#### Exercise
Find each line with the word "this" and state how many there are, nothing more.

>> start

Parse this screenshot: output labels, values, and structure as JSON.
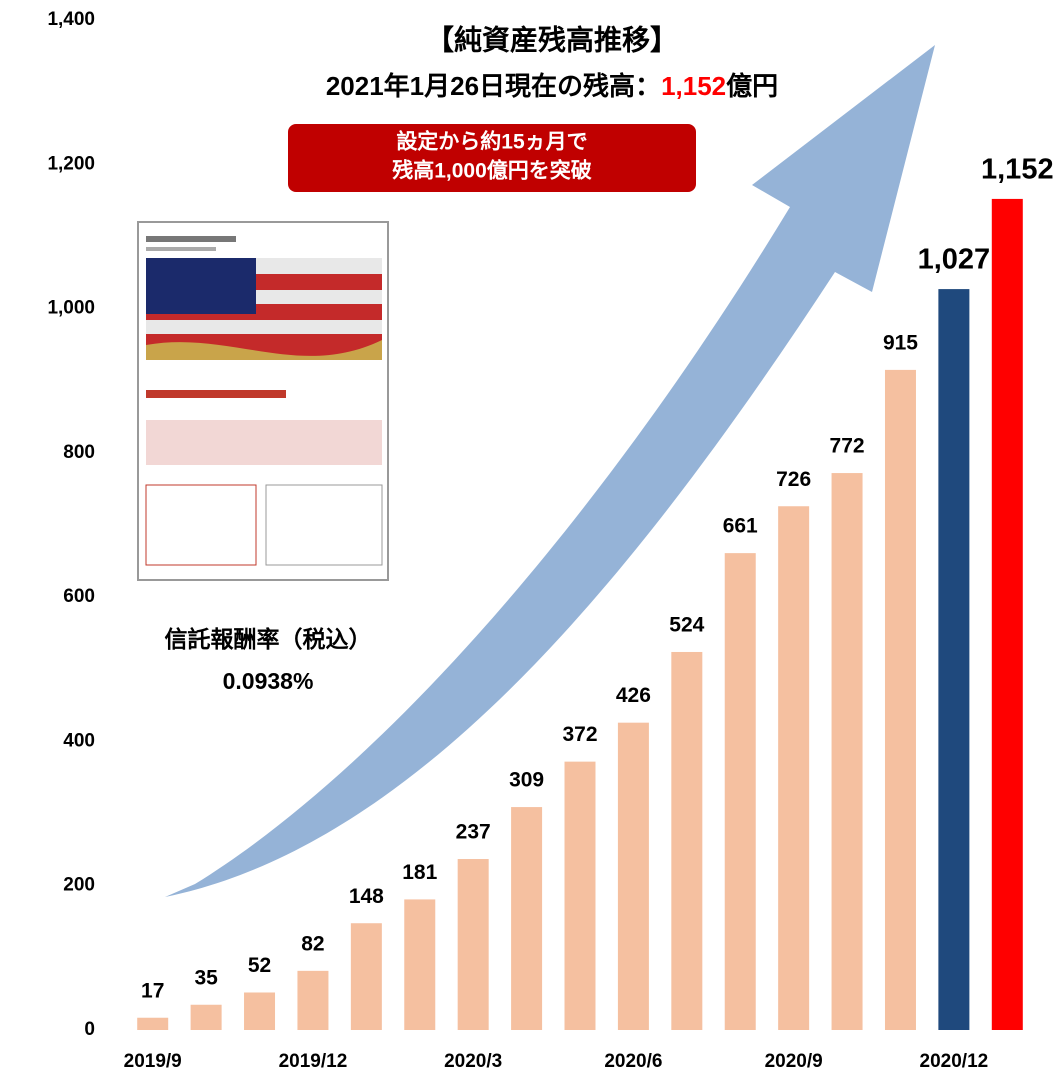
{
  "chart_data": {
    "type": "bar",
    "title": "【純資産残高推移】",
    "subtitle_parts": [
      "2021年1月26日現在の残高：",
      "1,152",
      "億円"
    ],
    "callout": [
      "設定から約15ヵ月で",
      "残高1,000億円を突破"
    ],
    "fee_label": "信託報酬率（税込）",
    "fee_value": "0.0938%",
    "categories": [
      "2019/9",
      null,
      null,
      "2019/12",
      null,
      null,
      "2020/3",
      null,
      null,
      "2020/6",
      null,
      null,
      "2020/9",
      null,
      null,
      "2020/12",
      null
    ],
    "values": [
      17,
      35,
      52,
      82,
      148,
      181,
      237,
      309,
      372,
      426,
      524,
      661,
      726,
      772,
      915,
      1027,
      1152
    ],
    "value_labels": [
      "17",
      "35",
      "52",
      "82",
      "148",
      "181",
      "237",
      "309",
      "372",
      "426",
      "524",
      "661",
      "726",
      "772",
      "915",
      "1,027",
      "1,152"
    ],
    "colors": [
      "#f5c0a0",
      "#f5c0a0",
      "#f5c0a0",
      "#f5c0a0",
      "#f5c0a0",
      "#f5c0a0",
      "#f5c0a0",
      "#f5c0a0",
      "#f5c0a0",
      "#f5c0a0",
      "#f5c0a0",
      "#f5c0a0",
      "#f5c0a0",
      "#f5c0a0",
      "#f5c0a0",
      "#1f497d",
      "#ff0000"
    ],
    "ylim": [
      0,
      1400
    ],
    "yticks": [
      0,
      200,
      400,
      600,
      800,
      {
        "value": 1000,
        "label": "1,000"
      },
      {
        "value": 1200,
        "label": "1,200"
      },
      {
        "value": 1400,
        "label": "1,400"
      }
    ],
    "grid": false
  }
}
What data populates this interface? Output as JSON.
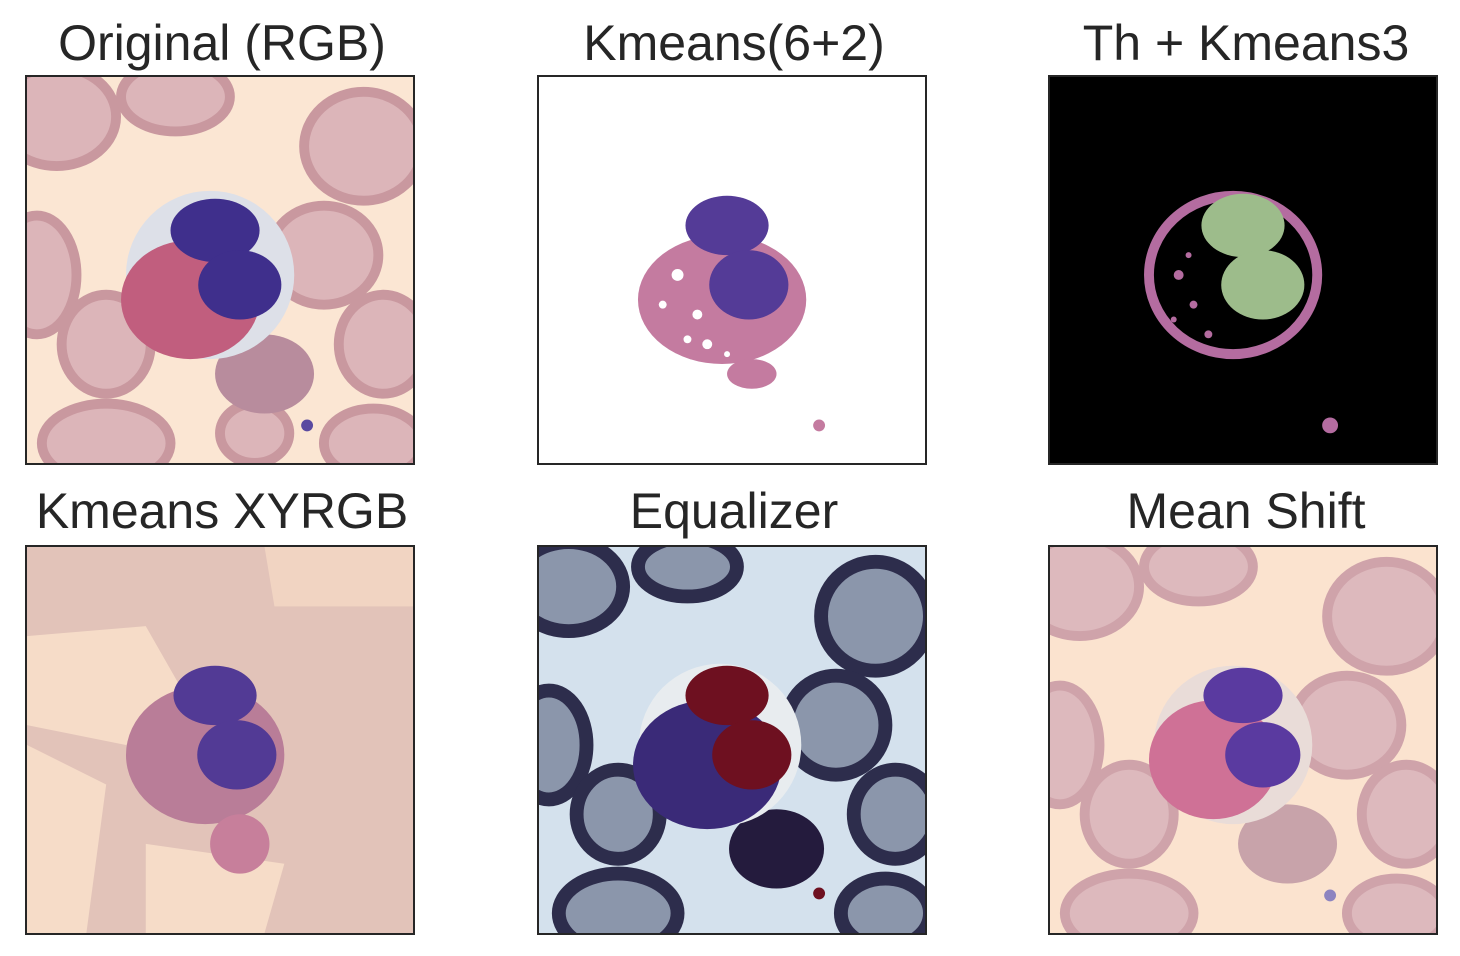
{
  "figure": {
    "panels": [
      {
        "title": "Original (RGB)"
      },
      {
        "title": "Kmeans(6+2)"
      },
      {
        "title": "Th + Kmeans3"
      },
      {
        "title": "Kmeans XYRGB"
      },
      {
        "title": "Equalizer"
      },
      {
        "title": "Mean Shift"
      }
    ]
  },
  "colors": {
    "background_cream": "#fbe6d3",
    "rbc_mauve": "#d9aeb4",
    "nucleus_purple": "#4f3892",
    "granule_pink": "#bf6f93",
    "nucleus_green": "#9dbc8b",
    "equalizer_bg": "#d4e1ed",
    "equalizer_cell": "#3a2a78",
    "equalizer_nucleus": "#6e1020"
  }
}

>> end

#### Response below
2